◆ **GIVEN INSTRUCTION**:
Your answer should be a single number: the count of lines in the material below that hold "JSON".

=== EXERCISE MATERIAL ===

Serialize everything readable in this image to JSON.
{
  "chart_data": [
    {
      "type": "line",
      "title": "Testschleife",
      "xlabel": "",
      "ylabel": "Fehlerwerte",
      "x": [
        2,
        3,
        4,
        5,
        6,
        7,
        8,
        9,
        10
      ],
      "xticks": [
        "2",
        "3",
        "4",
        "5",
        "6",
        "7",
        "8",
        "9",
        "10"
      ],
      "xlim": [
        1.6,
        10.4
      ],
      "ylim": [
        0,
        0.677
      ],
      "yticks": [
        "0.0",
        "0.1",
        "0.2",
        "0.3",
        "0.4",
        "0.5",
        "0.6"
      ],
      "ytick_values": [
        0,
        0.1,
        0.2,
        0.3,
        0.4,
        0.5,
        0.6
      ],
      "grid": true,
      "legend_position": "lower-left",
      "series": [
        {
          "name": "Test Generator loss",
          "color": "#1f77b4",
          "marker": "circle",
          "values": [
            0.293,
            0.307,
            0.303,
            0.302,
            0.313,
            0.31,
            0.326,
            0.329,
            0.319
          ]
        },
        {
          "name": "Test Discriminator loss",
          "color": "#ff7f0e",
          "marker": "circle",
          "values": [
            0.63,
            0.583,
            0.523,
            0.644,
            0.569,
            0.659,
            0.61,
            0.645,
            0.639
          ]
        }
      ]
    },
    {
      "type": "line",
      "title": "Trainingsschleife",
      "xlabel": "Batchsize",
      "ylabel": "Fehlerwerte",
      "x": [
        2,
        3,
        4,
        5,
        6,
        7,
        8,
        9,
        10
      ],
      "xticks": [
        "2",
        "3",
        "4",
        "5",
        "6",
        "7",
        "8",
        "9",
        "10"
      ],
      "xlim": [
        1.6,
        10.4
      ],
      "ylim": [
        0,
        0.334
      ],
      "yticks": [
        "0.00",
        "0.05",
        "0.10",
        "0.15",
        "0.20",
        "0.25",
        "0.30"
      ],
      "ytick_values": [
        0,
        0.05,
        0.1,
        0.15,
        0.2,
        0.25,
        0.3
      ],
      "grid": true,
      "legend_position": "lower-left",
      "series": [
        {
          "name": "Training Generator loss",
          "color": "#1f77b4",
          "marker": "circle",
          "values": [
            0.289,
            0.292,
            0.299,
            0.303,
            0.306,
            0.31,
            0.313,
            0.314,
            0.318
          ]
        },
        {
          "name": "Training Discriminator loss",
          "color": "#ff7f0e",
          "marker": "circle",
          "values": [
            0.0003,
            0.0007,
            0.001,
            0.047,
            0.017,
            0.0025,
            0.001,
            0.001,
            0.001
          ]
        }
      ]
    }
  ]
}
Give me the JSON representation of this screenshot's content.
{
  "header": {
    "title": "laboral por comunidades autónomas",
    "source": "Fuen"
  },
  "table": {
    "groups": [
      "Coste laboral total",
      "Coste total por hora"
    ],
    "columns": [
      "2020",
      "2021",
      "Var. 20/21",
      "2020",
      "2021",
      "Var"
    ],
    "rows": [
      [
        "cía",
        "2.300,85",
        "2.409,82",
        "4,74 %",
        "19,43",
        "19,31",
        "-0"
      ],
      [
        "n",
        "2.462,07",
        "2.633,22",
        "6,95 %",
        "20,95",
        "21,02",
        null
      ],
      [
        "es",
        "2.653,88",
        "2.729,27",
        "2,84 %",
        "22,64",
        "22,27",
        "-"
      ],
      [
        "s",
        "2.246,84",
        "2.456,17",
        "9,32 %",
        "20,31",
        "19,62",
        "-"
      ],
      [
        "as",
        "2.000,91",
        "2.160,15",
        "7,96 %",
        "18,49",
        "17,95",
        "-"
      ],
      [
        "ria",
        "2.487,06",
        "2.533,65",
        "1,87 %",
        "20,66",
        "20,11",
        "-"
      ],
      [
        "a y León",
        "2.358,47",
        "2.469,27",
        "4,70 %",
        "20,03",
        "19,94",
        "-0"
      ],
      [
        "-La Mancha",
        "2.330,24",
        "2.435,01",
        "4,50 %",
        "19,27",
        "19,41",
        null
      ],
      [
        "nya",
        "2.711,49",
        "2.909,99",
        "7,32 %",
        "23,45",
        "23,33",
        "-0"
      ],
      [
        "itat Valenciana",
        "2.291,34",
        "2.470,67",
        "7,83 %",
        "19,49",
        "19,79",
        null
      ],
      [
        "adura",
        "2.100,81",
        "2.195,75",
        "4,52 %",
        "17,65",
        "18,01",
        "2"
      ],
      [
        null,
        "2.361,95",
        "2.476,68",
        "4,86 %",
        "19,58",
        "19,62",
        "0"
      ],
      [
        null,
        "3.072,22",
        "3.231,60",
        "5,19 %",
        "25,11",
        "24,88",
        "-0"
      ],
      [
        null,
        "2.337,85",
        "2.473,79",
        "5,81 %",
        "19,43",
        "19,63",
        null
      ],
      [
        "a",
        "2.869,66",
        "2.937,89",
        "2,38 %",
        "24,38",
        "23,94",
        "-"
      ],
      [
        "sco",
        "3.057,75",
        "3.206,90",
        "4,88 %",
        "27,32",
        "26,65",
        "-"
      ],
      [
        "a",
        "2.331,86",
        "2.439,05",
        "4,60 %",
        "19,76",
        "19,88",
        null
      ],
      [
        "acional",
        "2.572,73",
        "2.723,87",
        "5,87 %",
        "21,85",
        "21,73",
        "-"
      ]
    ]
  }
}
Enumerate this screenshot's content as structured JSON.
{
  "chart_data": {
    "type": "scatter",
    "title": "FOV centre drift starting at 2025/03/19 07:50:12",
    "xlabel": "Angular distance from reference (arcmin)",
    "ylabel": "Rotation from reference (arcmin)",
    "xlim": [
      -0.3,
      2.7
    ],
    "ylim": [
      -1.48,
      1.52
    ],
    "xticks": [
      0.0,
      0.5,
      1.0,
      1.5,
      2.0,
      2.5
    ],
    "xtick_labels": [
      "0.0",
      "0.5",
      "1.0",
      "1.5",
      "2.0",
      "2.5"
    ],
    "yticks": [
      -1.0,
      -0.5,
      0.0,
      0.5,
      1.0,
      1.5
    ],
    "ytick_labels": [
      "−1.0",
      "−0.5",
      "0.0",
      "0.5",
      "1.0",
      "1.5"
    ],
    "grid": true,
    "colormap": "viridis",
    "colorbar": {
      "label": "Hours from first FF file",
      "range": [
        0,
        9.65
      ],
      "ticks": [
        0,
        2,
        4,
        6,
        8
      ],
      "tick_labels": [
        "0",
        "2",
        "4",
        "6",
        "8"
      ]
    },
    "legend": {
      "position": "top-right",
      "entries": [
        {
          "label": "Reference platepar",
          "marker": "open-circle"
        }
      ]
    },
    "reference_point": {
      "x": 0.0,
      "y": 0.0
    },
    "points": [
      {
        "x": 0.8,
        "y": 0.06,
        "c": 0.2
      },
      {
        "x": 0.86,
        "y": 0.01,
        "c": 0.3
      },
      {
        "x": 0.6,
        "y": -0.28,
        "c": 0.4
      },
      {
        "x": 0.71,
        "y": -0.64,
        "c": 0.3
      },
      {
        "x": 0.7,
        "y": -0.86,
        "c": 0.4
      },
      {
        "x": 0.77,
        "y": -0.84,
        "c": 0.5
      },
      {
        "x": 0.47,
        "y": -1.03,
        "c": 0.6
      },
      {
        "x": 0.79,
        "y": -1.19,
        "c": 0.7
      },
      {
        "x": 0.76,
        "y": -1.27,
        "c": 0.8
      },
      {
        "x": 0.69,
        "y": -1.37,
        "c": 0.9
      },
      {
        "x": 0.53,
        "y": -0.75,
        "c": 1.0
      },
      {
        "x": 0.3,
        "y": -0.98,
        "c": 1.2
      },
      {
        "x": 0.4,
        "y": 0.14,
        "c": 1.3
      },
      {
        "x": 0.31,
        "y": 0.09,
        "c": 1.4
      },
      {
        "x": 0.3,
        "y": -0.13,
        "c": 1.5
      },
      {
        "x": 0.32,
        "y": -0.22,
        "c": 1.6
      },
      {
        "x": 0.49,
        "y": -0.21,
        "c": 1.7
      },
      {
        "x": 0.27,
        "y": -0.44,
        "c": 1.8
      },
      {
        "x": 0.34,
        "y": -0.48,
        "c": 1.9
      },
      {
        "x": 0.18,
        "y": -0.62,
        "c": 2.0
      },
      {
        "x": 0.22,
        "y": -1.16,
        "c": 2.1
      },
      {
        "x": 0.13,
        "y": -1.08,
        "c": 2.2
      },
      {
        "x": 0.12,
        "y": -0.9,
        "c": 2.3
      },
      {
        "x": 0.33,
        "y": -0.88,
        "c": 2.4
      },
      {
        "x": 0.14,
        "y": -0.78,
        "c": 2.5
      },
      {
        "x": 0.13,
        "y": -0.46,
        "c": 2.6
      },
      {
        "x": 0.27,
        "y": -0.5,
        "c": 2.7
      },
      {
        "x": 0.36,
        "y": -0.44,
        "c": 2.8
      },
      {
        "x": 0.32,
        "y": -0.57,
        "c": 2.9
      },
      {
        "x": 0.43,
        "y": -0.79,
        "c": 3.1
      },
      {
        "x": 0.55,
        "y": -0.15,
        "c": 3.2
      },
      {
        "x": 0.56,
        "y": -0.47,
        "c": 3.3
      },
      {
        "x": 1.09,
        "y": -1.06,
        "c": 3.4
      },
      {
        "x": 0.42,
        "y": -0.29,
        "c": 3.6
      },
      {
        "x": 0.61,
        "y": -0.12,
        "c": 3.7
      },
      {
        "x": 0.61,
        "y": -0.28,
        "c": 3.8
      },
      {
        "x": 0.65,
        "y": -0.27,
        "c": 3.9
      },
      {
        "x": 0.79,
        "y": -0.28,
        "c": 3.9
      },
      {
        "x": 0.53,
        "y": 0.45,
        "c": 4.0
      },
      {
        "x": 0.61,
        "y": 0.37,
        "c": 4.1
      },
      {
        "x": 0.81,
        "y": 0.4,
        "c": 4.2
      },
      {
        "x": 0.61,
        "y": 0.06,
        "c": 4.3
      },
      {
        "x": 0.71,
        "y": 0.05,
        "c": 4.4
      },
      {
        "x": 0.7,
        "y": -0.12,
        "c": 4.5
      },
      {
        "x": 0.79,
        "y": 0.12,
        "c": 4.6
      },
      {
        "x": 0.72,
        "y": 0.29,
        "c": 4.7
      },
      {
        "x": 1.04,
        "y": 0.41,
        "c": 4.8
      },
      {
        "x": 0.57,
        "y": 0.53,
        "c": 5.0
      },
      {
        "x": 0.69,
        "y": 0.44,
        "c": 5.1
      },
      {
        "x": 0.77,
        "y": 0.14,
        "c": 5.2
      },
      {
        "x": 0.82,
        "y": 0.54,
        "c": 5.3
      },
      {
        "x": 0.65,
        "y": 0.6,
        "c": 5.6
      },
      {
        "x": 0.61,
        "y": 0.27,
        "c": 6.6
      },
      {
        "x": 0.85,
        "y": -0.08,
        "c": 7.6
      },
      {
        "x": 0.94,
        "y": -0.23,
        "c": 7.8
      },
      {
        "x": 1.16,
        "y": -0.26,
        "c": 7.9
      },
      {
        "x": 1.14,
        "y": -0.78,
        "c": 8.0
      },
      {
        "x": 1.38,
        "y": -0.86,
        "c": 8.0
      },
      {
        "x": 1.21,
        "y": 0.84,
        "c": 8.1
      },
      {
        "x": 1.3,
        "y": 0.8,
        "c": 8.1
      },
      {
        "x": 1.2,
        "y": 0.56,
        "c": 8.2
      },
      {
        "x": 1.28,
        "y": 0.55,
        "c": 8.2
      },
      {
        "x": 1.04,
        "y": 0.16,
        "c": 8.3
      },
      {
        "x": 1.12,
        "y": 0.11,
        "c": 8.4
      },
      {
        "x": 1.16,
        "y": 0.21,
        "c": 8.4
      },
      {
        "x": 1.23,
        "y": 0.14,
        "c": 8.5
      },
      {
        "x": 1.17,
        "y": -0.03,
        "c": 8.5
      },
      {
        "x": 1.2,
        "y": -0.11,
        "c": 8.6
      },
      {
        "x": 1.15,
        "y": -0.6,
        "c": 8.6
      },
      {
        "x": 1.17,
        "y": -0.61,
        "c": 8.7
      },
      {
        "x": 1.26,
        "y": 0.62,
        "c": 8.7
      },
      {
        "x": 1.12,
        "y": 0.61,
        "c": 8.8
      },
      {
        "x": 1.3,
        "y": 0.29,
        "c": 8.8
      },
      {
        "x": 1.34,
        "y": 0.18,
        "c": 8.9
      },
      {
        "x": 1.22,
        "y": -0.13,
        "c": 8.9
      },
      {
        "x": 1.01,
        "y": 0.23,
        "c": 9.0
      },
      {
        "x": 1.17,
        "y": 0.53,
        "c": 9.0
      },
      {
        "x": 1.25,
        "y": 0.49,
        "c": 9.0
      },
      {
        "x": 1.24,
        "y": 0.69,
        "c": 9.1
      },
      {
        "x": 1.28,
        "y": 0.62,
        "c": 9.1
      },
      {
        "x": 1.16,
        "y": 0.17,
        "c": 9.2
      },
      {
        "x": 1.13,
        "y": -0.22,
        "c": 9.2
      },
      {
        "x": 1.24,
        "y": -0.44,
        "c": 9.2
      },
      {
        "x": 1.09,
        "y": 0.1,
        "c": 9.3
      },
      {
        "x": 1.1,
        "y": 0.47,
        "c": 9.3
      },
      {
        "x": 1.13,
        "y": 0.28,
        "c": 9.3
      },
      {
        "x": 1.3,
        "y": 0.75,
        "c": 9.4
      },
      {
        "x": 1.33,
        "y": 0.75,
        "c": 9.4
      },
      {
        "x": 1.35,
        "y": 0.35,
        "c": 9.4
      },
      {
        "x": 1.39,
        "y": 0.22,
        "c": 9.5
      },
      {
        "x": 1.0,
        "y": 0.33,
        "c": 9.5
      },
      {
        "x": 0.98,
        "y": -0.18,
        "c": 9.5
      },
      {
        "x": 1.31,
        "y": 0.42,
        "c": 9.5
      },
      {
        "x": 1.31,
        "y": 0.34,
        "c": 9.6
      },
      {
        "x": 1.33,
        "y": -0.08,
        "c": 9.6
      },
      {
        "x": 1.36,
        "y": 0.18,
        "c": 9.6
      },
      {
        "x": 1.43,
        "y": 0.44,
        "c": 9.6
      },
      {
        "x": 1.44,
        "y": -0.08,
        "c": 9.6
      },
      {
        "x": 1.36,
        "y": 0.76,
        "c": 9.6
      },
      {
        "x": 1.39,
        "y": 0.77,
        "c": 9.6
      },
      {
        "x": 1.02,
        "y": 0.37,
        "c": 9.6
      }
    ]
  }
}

===

◆ **TASK RESULT**:
3